WHAT YOU WILL DO - In the copy, include every entry exactly but none of the pictures.

┌─ RECORDS FOR PROCESSING

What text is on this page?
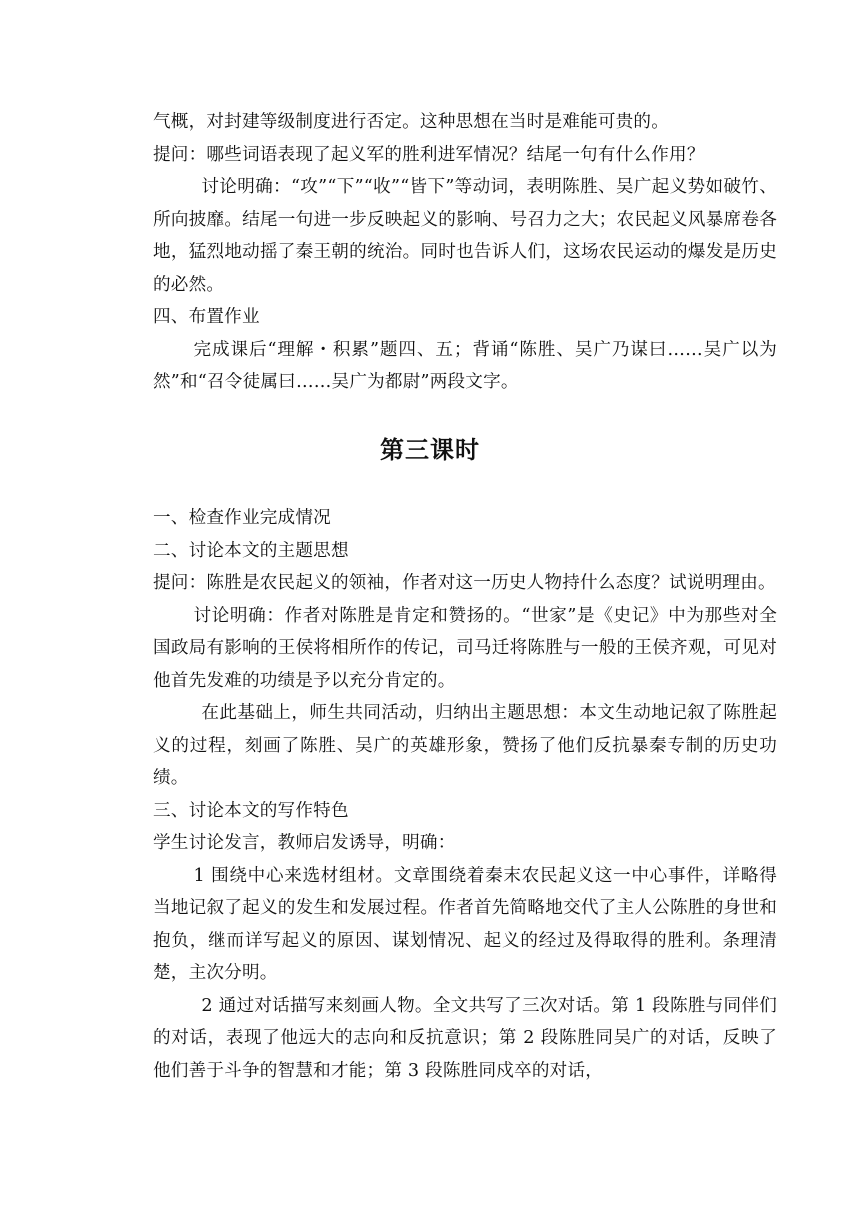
气概，对封建等级制度进行否定。这种思想在当时是难能可贵的。

提问：哪些词语表现了起义军的胜利进军情况？结尾一句有什么作用？

讨论明确：“攻”“下”“收”“皆下”等动词，表明陈胜、吴广起义势如破竹、所向披靡。结尾一句进一步反映起义的影响、号召力之大；农民起义风暴席卷各地，猛烈地动摇了秦王朝的统治。同时也告诉人们，这场农民运动的爆发是历史的必然。

四、布置作业

完成课后“理解・积累”题四、五；背诵“陈胜、吴广乃谋曰……吴广以为然”和“召令徒属曰……吴广为都尉”两段文字。

第三课时

一、检查作业完成情况

二、讨论本文的主题思想

提问：陈胜是农民起义的领袖，作者对这一历史人物持什么态度？试说明理由。

讨论明确：作者对陈胜是肯定和赞扬的。“世家”是《史记》中为那些对全国政局有影响的王侯将相所作的传记，司马迁将陈胜与一般的王侯齐观，可见对他首先发难的功绩是予以充分肯定的。

在此基础上，师生共同活动，归纳出主题思想：本文生动地记叙了陈胜起义的过程，刻画了陈胜、吴广的英雄形象，赞扬了他们反抗暴秦专制的历史功绩。

三、讨论本文的写作特色

学生讨论发言，教师启发诱导，明确：

1 围绕中心来选材组材。文章围绕着秦末农民起义这一中心事件，详略得当地记叙了起义的发生和发展过程。作者首先简略地交代了主人公陈胜的身世和抱负，继而详写起义的原因、谋划情况、起义的经过及得取得的胜利。条理清楚，主次分明。

2 通过对话描写来刻画人物。全文共写了三次对话。第 1 段陈胜与同伴们的对话，表现了他远大的志向和反抗意识；第 2 段陈胜同吴广的对话，反映了他们善于斗争的智慧和才能；第 3 段陈胜同戍卒的对话，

└─

THE OUTPUT -
What text is on this page?
气概，对封建等级制度进行否定。这种思想在当时是难能可贵的。

提问：哪些词语表现了起义军的胜利进军情况？结尾一句有什么作用？

讨论明确：“攻”“下”“收”“皆下”等动词，表明陈胜、吴广起义势如破竹、所向披靡。结尾一句进一步反映起义的影响、号召力之大；农民起义风暴席卷各地，猛烈地动摇了秦王朝的统治。同时也告诉人们，这场农民运动的爆发是历史的必然。

四、布置作业

完成课后“理解・积累”题四、五；背诵“陈胜、吴广乃谋曰……吴广以为然”和“召令徒属曰……吴广为都尉”两段文字。

第三课时

一、检查作业完成情况

二、讨论本文的主题思想

提问：陈胜是农民起义的领袖，作者对这一历史人物持什么态度？试说明理由。

讨论明确：作者对陈胜是肯定和赞扬的。“世家”是《史记》中为那些对全国政局有影响的王侯将相所作的传记，司马迁将陈胜与一般的王侯齐观，可见对他首先发难的功绩是予以充分肯定的。

在此基础上，师生共同活动，归纳出主题思想：本文生动地记叙了陈胜起义的过程，刻画了陈胜、吴广的英雄形象，赞扬了他们反抗暴秦专制的历史功绩。

三、讨论本文的写作特色

学生讨论发言，教师启发诱导，明确：

1 围绕中心来选材组材。文章围绕着秦末农民起义这一中心事件，详略得当地记叙了起义的发生和发展过程。作者首先简略地交代了主人公陈胜的身世和抱负，继而详写起义的原因、谋划情况、起义的经过及得取得的胜利。条理清楚，主次分明。

2 通过对话描写来刻画人物。全文共写了三次对话。第 1 段陈胜与同伴们的对话，表现了他远大的志向和反抗意识；第 2 段陈胜同吴广的对话，反映了他们善于斗争的智慧和才能；第 3 段陈胜同戍卒的对话，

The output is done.